------ GIVEN DATA

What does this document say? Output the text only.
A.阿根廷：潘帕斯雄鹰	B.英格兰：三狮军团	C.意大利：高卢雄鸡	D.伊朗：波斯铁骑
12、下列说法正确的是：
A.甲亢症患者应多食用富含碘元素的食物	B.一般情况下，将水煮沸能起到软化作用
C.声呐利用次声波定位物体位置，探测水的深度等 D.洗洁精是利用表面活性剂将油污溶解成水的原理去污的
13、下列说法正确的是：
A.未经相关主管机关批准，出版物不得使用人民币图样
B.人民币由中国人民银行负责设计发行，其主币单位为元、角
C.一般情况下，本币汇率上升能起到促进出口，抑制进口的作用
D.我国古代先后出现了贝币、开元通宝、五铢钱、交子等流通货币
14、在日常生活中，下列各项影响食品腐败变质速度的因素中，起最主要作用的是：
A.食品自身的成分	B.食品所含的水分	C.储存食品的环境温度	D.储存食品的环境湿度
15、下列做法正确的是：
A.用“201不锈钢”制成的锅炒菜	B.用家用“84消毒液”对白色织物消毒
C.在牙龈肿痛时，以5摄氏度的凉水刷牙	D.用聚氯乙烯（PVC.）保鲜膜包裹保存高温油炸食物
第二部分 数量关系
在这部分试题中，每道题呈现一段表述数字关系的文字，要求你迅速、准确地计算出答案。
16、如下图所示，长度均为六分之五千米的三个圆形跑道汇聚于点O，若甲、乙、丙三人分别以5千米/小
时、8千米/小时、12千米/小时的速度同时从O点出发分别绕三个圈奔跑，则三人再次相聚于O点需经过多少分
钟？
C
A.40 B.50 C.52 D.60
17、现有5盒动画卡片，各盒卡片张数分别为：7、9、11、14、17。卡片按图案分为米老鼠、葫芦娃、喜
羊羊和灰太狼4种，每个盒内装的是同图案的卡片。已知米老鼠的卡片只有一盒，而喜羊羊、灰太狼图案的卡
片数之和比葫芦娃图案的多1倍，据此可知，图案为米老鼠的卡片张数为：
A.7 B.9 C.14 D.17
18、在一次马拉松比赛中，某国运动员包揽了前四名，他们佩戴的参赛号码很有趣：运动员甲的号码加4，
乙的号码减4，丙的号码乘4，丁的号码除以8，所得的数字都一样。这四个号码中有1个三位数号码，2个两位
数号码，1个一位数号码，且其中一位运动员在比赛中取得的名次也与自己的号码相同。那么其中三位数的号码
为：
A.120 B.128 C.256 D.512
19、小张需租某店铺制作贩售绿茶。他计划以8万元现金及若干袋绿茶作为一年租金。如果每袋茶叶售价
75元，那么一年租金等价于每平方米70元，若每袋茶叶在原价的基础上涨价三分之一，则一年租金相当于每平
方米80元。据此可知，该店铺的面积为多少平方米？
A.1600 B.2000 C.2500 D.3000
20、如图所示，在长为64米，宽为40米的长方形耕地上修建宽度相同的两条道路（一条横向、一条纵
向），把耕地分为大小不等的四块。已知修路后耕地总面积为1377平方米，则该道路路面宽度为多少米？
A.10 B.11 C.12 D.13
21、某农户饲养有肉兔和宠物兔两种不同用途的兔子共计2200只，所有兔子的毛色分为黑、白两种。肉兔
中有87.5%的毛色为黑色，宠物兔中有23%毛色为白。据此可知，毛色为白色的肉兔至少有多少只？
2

------------

Every entry must be quoted exactly as it appears above.

RESULT FOR THIS EXERCISE ::
What does this document say? Output the text only.
A.阿根廷：潘帕斯雄鹰	B.英格兰：三狮军团	C.意大利：高卢雄鸡	D.伊朗：波斯铁骑
12、下列说法正确的是：
A.甲亢症患者应多食用富含碘元素的食物	B.一般情况下，将水煮沸能起到软化作用
C.声呐利用次声波定位物体位置，探测水的深度等 D.洗洁精是利用表面活性剂将油污溶解成水的原理去污的
13、下列说法正确的是：
A.未经相关主管机关批准，出版物不得使用人民币图样
B.人民币由中国人民银行负责设计发行，其主币单位为元、角
C.一般情况下，本币汇率上升能起到促进出口，抑制进口的作用
D.我国古代先后出现了贝币、开元通宝、五铢钱、交子等流通货币
14、在日常生活中，下列各项影响食品腐败变质速度的因素中，起最主要作用的是：
A.食品自身的成分	B.食品所含的水分	C.储存食品的环境温度	D.储存食品的环境湿度
15、下列做法正确的是：
A.用“201不锈钢”制成的锅炒菜	B.用家用“84消毒液”对白色织物消毒
C.在牙龈肿痛时，以5摄氏度的凉水刷牙	D.用聚氯乙烯（PVC.）保鲜膜包裹保存高温油炸食物
第二部分 数量关系
在这部分试题中，每道题呈现一段表述数字关系的文字，要求你迅速、准确地计算出答案。
16、如下图所示，长度均为六分之五千米的三个圆形跑道汇聚于点O，若甲、乙、丙三人分别以5千米/小
时、8千米/小时、12千米/小时的速度同时从O点出发分别绕三个圈奔跑，则三人再次相聚于O点需经过多少分
钟？
C
A.40 B.50 C.52 D.60
17、现有5盒动画卡片，各盒卡片张数分别为：7、9、11、14、17。卡片按图案分为米老鼠、葫芦娃、喜
羊羊和灰太狼4种，每个盒内装的是同图案的卡片。已知米老鼠的卡片只有一盒，而喜羊羊、灰太狼图案的卡
片数之和比葫芦娃图案的多1倍，据此可知，图案为米老鼠的卡片张数为：
A.7 B.9 C.14 D.17
18、在一次马拉松比赛中，某国运动员包揽了前四名，他们佩戴的参赛号码很有趣：运动员甲的号码加4，
乙的号码减4，丙的号码乘4，丁的号码除以8，所得的数字都一样。这四个号码中有1个三位数号码，2个两位
数号码，1个一位数号码，且其中一位运动员在比赛中取得的名次也与自己的号码相同。那么其中三位数的号码
为：
A.120 B.128 C.256 D.512
19、小张需租某店铺制作贩售绿茶。他计划以8万元现金及若干袋绿茶作为一年租金。如果每袋茶叶售价
75元，那么一年租金等价于每平方米70元，若每袋茶叶在原价的基础上涨价三分之一，则一年租金相当于每平
方米80元。据此可知，该店铺的面积为多少平方米？
A.1600 B.2000 C.2500 D.3000
20、如图所示，在长为64米，宽为40米的长方形耕地上修建宽度相同的两条道路（一条横向、一条纵
向），把耕地分为大小不等的四块。已知修路后耕地总面积为1377平方米，则该道路路面宽度为多少米？
A.10 B.11 C.12 D.13
21、某农户饲养有肉兔和宠物兔两种不同用途的兔子共计2200只，所有兔子的毛色分为黑、白两种。肉兔
中有87.5%的毛色为黑色，宠物兔中有23%毛色为白。据此可知，毛色为白色的肉兔至少有多少只？
2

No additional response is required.